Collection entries

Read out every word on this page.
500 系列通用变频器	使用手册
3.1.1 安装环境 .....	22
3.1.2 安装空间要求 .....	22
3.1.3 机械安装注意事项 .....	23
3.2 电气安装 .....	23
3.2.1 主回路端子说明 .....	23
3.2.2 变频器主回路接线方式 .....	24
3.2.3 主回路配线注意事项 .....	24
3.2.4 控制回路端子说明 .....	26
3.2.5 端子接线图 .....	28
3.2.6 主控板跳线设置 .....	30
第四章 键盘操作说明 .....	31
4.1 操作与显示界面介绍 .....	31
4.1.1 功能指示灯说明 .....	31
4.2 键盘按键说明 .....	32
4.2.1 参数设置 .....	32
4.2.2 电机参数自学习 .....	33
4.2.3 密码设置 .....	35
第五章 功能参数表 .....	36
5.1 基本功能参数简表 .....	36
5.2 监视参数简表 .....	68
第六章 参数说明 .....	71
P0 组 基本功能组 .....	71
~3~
--
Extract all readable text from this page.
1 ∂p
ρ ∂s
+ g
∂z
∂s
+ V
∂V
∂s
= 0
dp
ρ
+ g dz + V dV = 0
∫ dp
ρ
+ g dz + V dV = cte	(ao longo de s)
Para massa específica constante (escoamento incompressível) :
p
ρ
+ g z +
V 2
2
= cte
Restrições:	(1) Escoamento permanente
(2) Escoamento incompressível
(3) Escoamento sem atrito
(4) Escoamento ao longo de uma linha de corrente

WHAT IS BEING ASKED: Filter the entries down to the lines containing "incompressível". Copy each of those lines.

OUTPUT OF THE TASK:
Para massa específica constante (escoamento incompressível) :
(2) Escoamento incompressível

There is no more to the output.